→ WHAT YOU WILL DO
In this exercise, reproduce all the entries that follow exactly.

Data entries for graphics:
####
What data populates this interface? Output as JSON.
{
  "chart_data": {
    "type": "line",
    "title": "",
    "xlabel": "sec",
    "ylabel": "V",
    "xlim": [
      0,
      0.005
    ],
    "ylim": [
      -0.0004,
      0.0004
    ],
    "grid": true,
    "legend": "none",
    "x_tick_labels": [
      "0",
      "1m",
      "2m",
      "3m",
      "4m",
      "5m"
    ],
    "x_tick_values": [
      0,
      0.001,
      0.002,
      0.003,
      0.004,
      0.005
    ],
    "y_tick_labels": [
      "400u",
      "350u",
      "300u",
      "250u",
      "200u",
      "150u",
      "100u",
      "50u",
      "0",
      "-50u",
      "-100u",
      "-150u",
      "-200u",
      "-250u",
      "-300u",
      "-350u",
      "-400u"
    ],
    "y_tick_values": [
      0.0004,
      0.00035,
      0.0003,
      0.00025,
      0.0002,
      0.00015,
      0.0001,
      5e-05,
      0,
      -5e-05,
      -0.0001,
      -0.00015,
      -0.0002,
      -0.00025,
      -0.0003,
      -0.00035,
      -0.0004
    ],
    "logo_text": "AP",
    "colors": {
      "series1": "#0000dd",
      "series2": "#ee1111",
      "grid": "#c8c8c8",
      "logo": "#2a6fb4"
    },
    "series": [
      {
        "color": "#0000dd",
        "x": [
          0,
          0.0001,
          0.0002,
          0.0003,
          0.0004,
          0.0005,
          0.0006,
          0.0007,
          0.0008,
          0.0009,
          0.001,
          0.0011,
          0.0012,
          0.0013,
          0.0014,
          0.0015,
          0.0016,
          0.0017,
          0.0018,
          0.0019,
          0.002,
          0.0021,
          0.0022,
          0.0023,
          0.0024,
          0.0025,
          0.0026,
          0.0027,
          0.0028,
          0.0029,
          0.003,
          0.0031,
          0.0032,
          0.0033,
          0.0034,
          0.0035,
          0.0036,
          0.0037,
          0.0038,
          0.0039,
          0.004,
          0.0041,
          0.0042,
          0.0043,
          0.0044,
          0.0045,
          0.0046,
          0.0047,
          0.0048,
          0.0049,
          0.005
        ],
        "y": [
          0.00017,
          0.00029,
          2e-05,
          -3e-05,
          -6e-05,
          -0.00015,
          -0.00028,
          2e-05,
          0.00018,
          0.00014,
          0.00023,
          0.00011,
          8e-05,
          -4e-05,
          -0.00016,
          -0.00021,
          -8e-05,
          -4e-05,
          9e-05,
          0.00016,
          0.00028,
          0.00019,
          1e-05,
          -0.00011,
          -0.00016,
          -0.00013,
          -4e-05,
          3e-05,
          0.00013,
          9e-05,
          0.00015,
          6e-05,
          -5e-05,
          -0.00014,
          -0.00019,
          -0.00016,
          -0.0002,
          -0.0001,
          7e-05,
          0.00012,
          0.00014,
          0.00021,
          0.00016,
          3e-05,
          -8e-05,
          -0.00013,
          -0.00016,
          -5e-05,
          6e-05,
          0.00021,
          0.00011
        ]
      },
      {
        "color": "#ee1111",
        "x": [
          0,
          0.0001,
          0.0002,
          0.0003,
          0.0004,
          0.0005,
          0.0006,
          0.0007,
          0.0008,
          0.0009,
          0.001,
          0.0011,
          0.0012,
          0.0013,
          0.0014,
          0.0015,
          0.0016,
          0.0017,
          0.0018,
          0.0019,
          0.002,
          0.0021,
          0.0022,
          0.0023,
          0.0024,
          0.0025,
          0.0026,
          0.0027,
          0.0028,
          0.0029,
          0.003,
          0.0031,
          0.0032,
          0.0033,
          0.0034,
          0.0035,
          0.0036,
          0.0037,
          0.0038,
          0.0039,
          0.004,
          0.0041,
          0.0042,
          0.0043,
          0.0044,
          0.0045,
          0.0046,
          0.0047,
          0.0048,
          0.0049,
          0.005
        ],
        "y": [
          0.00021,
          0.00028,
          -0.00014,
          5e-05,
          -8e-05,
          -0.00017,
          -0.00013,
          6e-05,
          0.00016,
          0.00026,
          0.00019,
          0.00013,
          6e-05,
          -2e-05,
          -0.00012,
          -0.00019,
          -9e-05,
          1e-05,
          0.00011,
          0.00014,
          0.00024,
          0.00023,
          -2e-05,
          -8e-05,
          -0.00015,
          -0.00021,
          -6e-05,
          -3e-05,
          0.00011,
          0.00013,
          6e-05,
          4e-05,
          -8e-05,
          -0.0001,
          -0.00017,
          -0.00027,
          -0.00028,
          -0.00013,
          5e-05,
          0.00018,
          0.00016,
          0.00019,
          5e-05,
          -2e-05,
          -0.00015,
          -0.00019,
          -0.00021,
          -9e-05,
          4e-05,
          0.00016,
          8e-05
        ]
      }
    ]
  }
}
####
→ RESPONSE
What data populates this interface? Output as JSON.
{
  "chart_data": {
    "type": "line",
    "title": "",
    "xlabel": "sec",
    "ylabel": "V",
    "xlim": [
      0,
      0.005
    ],
    "ylim": [
      -0.0004,
      0.0004
    ],
    "grid": true,
    "legend": "none",
    "x_tick_labels": [
      "0",
      "1m",
      "2m",
      "3m",
      "4m",
      "5m"
    ],
    "x_tick_values": [
      0,
      0.001,
      0.002,
      0.003,
      0.004,
      0.005
    ],
    "y_tick_labels": [
      "400u",
      "350u",
      "300u",
      "250u",
      "200u",
      "150u",
      "100u",
      "50u",
      "0",
      "-50u",
      "-100u",
      "-150u",
      "-200u",
      "-250u",
      "-300u",
      "-350u",
      "-400u"
    ],
    "y_tick_values": [
      0.0004,
      0.00035,
      0.0003,
      0.00025,
      0.0002,
      0.00015,
      0.0001,
      5e-05,
      0,
      -5e-05,
      -0.0001,
      -0.00015,
      -0.0002,
      -0.00025,
      -0.0003,
      -0.00035,
      -0.0004
    ],
    "logo_text": "AP",
    "colors": {
      "series1": "#0000dd",
      "series2": "#ee1111",
      "grid": "#c8c8c8",
      "logo": "#2a6fb4"
    },
    "series": [
      {
        "color": "#0000dd",
        "x": [
          0,
          0.0001,
          0.0002,
          0.0003,
          0.0004,
          0.0005,
          0.0006,
          0.0007,
          0.0008,
          0.0009,
          0.001,
          0.0011,
          0.0012,
          0.0013,
          0.0014,
          0.0015,
          0.0016,
          0.0017,
          0.0018,
          0.0019,
          0.002,
          0.0021,
          0.0022,
          0.0023,
          0.0024,
          0.0025,
          0.0026,
          0.0027,
          0.0028,
          0.0029,
          0.003,
          0.0031,
          0.0032,
          0.0033,
          0.0034,
          0.0035,
          0.0036,
          0.0037,
          0.0038,
          0.0039,
          0.004,
          0.0041,
          0.0042,
          0.0043,
          0.0044,
          0.0045,
          0.0046,
          0.0047,
          0.0048,
          0.0049,
          0.005
        ],
        "y": [
          0.00017,
          0.00029,
          2e-05,
          -3e-05,
          -6e-05,
          -0.00015,
          -0.00028,
          2e-05,
          0.00018,
          0.00014,
          0.00023,
          0.00011,
          8e-05,
          -4e-05,
          -0.00016,
          -0.00021,
          -8e-05,
          -4e-05,
          9e-05,
          0.00016,
          0.00028,
          0.00019,
          1e-05,
          -0.00011,
          -0.00016,
          -0.00013,
          -4e-05,
          3e-05,
          0.00013,
          9e-05,
          0.00015,
          6e-05,
          -5e-05,
          -0.00014,
          -0.00019,
          -0.00016,
          -0.0002,
          -0.0001,
          7e-05,
          0.00012,
          0.00014,
          0.00021,
          0.00016,
          3e-05,
          -8e-05,
          -0.00013,
          -0.00016,
          -5e-05,
          6e-05,
          0.00021,
          0.00011
        ]
      },
      {
        "color": "#ee1111",
        "x": [
          0,
          0.0001,
          0.0002,
          0.0003,
          0.0004,
          0.0005,
          0.0006,
          0.0007,
          0.0008,
          0.0009,
          0.001,
          0.0011,
          0.0012,
          0.0013,
          0.0014,
          0.0015,
          0.0016,
          0.0017,
          0.0018,
          0.0019,
          0.002,
          0.0021,
          0.0022,
          0.0023,
          0.0024,
          0.0025,
          0.0026,
          0.0027,
          0.0028,
          0.0029,
          0.003,
          0.0031,
          0.0032,
          0.0033,
          0.0034,
          0.0035,
          0.0036,
          0.0037,
          0.0038,
          0.0039,
          0.004,
          0.0041,
          0.0042,
          0.0043,
          0.0044,
          0.0045,
          0.0046,
          0.0047,
          0.0048,
          0.0049,
          0.005
        ],
        "y": [
          0.00021,
          0.00028,
          -0.00014,
          5e-05,
          -8e-05,
          -0.00017,
          -0.00013,
          6e-05,
          0.00016,
          0.00026,
          0.00019,
          0.00013,
          6e-05,
          -2e-05,
          -0.00012,
          -0.00019,
          -9e-05,
          1e-05,
          0.00011,
          0.00014,
          0.00024,
          0.00023,
          -2e-05,
          -8e-05,
          -0.00015,
          -0.00021,
          -6e-05,
          -3e-05,
          0.00011,
          0.00013,
          6e-05,
          4e-05,
          -8e-05,
          -0.0001,
          -0.00017,
          -0.00027,
          -0.00028,
          -0.00013,
          5e-05,
          0.00018,
          0.00016,
          0.00019,
          5e-05,
          -2e-05,
          -0.00015,
          -0.00019,
          -0.00021,
          -9e-05,
          4e-05,
          0.00016,
          8e-05
        ]
      }
    ]
  }
}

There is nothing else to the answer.